# STATED TASK:
Repeat every line below exactly, word for word.

______

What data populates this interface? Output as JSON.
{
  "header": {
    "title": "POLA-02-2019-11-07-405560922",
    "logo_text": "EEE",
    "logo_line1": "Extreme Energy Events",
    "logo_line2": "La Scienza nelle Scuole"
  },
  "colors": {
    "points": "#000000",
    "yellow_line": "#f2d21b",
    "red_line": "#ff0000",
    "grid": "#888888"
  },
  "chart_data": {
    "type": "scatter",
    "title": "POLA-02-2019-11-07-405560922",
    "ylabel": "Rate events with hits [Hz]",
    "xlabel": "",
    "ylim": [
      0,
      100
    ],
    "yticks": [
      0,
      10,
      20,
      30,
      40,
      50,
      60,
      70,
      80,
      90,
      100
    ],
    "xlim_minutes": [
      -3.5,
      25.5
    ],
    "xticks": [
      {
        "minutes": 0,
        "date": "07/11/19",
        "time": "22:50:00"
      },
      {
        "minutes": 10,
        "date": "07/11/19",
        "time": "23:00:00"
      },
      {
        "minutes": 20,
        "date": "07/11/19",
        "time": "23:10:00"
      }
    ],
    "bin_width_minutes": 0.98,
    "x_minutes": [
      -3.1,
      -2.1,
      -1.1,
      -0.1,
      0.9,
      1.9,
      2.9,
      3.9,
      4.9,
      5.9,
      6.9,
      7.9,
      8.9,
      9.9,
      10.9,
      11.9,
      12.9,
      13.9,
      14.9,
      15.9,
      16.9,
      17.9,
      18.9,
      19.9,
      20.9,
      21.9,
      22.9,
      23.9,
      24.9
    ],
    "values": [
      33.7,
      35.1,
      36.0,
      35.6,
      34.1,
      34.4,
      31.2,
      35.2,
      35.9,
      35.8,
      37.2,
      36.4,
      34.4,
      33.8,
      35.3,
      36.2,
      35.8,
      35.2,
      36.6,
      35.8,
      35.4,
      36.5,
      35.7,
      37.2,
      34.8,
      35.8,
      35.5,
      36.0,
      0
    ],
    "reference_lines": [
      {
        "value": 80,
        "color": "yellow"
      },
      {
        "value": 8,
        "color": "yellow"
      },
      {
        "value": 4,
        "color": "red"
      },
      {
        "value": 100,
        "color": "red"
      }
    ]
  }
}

______

# ANSWER FOR THE TASK:
What data populates this interface? Output as JSON.
{
  "header": {
    "title": "POLA-02-2019-11-07-405560922",
    "logo_text": "EEE",
    "logo_line1": "Extreme Energy Events",
    "logo_line2": "La Scienza nelle Scuole"
  },
  "colors": {
    "points": "#000000",
    "yellow_line": "#f2d21b",
    "red_line": "#ff0000",
    "grid": "#888888"
  },
  "chart_data": {
    "type": "scatter",
    "title": "POLA-02-2019-11-07-405560922",
    "ylabel": "Rate events with hits [Hz]",
    "xlabel": "",
    "ylim": [
      0,
      100
    ],
    "yticks": [
      0,
      10,
      20,
      30,
      40,
      50,
      60,
      70,
      80,
      90,
      100
    ],
    "xlim_minutes": [
      -3.5,
      25.5
    ],
    "xticks": [
      {
        "minutes": 0,
        "date": "07/11/19",
        "time": "22:50:00"
      },
      {
        "minutes": 10,
        "date": "07/11/19",
        "time": "23:00:00"
      },
      {
        "minutes": 20,
        "date": "07/11/19",
        "time": "23:10:00"
      }
    ],
    "bin_width_minutes": 0.98,
    "x_minutes": [
      -3.1,
      -2.1,
      -1.1,
      -0.1,
      0.9,
      1.9,
      2.9,
      3.9,
      4.9,
      5.9,
      6.9,
      7.9,
      8.9,
      9.9,
      10.9,
      11.9,
      12.9,
      13.9,
      14.9,
      15.9,
      16.9,
      17.9,
      18.9,
      19.9,
      20.9,
      21.9,
      22.9,
      23.9,
      24.9
    ],
    "values": [
      33.7,
      35.1,
      36.0,
      35.6,
      34.1,
      34.4,
      31.2,
      35.2,
      35.9,
      35.8,
      37.2,
      36.4,
      34.4,
      33.8,
      35.3,
      36.2,
      35.8,
      35.2,
      36.6,
      35.8,
      35.4,
      36.5,
      35.7,
      37.2,
      34.8,
      35.8,
      35.5,
      36.0,
      0
    ],
    "reference_lines": [
      {
        "value": 80,
        "color": "yellow"
      },
      {
        "value": 8,
        "color": "yellow"
      },
      {
        "value": 4,
        "color": "red"
      },
      {
        "value": 100,
        "color": "red"
      }
    ]
  }
}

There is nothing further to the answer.